_WHAT TO DO_
Which lines hold the word "Humidity"? Copy each of them.

(Saved data entries)

....

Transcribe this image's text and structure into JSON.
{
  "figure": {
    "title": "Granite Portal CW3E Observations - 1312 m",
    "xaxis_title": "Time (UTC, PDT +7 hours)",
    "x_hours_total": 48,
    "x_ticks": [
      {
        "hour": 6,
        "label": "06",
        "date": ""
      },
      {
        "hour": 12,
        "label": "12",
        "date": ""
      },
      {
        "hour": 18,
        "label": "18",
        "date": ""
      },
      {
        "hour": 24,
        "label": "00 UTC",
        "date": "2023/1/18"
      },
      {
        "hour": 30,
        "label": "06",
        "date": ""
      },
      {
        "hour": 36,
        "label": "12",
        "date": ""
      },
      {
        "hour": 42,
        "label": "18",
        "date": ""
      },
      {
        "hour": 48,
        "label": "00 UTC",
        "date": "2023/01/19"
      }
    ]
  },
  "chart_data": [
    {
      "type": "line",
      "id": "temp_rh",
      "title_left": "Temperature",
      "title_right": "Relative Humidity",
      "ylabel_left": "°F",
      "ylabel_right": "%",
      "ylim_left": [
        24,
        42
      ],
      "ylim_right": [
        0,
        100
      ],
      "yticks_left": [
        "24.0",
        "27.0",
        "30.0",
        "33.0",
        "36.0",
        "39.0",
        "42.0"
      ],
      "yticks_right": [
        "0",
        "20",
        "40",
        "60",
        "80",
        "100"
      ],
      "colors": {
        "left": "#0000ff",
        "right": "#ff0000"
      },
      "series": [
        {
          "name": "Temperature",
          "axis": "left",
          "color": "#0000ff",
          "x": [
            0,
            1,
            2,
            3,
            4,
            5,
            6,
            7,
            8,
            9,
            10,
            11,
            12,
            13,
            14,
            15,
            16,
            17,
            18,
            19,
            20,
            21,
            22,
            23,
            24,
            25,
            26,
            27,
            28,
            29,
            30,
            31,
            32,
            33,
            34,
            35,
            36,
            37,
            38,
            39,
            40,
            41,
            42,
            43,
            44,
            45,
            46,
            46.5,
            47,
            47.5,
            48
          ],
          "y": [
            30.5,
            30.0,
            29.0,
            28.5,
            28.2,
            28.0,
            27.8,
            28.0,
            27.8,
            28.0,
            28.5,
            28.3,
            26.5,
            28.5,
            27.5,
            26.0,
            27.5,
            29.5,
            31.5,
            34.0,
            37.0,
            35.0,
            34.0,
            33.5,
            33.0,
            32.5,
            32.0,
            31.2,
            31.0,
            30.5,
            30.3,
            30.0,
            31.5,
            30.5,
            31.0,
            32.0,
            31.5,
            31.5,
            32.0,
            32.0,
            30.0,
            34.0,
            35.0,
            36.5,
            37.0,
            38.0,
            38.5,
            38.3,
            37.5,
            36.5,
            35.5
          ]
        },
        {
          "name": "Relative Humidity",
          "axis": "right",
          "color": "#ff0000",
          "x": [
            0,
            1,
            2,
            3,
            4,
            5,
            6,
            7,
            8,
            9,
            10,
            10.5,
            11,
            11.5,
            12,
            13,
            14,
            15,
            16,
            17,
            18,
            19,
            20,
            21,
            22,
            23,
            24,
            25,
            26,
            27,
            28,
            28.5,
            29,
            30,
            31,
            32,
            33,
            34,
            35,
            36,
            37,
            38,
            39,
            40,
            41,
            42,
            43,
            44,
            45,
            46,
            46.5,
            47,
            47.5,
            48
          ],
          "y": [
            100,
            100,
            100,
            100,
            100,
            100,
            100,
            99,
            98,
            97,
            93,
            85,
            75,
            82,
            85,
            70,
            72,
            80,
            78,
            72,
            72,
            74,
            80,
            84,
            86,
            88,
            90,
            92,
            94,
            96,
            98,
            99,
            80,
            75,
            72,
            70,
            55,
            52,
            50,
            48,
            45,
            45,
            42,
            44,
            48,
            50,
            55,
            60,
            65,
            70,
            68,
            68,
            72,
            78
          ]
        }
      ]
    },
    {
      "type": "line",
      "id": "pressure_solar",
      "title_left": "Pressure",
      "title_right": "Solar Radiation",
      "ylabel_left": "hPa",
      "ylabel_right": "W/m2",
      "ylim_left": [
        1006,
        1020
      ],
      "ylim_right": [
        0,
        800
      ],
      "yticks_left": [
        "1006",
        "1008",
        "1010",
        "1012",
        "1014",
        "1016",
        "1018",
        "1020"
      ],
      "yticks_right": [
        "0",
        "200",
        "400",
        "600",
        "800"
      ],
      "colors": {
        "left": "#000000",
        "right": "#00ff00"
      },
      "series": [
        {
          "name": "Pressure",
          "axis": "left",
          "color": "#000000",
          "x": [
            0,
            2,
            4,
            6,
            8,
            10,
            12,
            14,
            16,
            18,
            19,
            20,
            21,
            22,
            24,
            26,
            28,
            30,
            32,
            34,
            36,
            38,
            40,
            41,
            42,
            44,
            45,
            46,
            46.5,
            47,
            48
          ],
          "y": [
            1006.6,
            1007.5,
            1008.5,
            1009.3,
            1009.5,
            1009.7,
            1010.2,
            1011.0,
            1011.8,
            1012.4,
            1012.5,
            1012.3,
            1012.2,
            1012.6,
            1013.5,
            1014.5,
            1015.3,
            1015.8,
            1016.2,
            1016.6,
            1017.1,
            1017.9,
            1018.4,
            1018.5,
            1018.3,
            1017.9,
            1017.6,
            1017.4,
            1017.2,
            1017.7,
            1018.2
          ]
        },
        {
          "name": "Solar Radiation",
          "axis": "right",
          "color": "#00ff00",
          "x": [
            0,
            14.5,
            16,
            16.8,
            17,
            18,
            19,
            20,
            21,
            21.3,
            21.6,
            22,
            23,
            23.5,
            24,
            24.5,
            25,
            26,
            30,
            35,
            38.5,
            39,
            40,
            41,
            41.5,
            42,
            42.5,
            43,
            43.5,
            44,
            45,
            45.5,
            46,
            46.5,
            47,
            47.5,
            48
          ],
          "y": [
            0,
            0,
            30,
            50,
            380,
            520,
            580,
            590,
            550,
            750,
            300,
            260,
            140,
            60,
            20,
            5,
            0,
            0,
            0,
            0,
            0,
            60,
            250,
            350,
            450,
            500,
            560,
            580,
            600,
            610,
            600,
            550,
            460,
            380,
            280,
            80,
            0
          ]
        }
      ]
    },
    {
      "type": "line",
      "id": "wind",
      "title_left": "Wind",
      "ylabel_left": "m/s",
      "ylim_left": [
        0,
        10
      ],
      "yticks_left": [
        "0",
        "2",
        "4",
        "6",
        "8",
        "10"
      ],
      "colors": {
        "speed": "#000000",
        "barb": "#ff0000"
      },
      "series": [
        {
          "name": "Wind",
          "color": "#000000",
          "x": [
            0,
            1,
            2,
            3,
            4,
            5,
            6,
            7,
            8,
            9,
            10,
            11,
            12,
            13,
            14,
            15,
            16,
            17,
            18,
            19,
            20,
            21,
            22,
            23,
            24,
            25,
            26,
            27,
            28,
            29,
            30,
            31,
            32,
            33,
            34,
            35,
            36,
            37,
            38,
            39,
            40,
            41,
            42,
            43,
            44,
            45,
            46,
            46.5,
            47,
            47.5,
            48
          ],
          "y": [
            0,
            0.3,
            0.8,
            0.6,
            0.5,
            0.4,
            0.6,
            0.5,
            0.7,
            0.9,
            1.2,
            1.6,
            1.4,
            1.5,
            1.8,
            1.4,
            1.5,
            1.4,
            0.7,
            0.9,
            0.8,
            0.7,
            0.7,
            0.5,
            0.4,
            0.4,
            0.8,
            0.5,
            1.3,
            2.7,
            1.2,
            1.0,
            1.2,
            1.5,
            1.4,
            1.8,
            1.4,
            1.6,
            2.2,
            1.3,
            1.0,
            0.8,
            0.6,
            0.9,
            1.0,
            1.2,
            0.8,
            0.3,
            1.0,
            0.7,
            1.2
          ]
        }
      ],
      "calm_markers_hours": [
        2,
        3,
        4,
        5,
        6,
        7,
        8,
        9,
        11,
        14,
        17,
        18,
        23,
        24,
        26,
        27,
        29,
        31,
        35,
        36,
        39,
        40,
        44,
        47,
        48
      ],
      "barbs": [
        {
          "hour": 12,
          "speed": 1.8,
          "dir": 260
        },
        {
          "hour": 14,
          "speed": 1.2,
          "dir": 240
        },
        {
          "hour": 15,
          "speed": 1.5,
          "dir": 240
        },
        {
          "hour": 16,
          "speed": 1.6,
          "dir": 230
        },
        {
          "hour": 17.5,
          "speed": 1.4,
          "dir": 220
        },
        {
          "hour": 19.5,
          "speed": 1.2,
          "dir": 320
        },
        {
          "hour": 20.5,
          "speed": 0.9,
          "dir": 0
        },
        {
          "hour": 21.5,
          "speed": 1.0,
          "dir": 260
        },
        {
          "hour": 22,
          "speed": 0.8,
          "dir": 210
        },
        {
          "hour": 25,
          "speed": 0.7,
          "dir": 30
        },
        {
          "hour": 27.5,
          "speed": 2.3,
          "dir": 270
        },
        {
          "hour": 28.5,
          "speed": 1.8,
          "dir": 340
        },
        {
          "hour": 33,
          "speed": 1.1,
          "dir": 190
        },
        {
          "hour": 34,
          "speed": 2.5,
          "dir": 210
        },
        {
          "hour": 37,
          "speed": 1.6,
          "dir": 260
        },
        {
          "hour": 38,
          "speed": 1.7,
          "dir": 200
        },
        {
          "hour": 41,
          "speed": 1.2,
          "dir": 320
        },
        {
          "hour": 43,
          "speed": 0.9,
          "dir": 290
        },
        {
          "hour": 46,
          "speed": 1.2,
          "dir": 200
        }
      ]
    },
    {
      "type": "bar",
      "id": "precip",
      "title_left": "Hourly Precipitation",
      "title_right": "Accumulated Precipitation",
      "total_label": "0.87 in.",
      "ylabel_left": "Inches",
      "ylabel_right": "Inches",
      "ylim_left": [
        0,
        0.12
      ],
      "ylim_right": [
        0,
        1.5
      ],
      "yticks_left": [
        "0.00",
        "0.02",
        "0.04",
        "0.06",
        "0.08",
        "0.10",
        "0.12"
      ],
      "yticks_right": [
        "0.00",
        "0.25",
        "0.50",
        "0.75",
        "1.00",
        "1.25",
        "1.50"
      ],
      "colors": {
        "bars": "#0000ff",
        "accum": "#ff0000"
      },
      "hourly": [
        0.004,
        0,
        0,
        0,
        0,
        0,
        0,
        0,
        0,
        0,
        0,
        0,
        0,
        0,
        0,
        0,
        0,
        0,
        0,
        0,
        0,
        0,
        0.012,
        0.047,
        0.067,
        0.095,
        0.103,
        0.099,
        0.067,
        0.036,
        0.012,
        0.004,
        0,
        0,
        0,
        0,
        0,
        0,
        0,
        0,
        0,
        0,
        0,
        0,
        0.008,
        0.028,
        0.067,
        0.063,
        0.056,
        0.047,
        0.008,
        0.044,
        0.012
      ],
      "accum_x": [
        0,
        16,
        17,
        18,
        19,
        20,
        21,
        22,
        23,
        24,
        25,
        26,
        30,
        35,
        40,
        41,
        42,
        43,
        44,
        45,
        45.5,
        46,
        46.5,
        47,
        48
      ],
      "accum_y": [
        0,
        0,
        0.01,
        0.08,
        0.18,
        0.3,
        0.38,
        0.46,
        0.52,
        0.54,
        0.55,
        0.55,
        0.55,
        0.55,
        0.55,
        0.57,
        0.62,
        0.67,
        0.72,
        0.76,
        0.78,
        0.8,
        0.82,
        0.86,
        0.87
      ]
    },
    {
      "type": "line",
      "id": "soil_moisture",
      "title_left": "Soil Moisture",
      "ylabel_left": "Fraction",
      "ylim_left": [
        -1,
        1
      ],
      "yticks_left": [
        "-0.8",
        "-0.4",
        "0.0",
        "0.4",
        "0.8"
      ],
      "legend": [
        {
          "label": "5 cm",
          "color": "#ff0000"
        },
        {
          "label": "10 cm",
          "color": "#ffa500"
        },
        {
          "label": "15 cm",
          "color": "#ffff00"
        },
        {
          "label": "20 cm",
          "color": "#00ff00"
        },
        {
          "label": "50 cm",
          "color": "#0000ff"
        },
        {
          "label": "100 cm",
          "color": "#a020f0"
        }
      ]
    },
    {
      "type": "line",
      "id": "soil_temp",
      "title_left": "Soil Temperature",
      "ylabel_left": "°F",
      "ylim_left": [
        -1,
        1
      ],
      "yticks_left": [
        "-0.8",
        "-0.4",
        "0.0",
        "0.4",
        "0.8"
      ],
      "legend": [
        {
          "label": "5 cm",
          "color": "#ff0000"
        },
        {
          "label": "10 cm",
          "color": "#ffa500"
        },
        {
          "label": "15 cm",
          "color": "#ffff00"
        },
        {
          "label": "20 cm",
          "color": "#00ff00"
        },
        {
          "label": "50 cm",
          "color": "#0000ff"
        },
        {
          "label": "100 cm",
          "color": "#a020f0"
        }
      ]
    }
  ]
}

....

_EXERCISE SOLUTION_
      "title_right": "Relative Humidity",
          "name": "Relative Humidity",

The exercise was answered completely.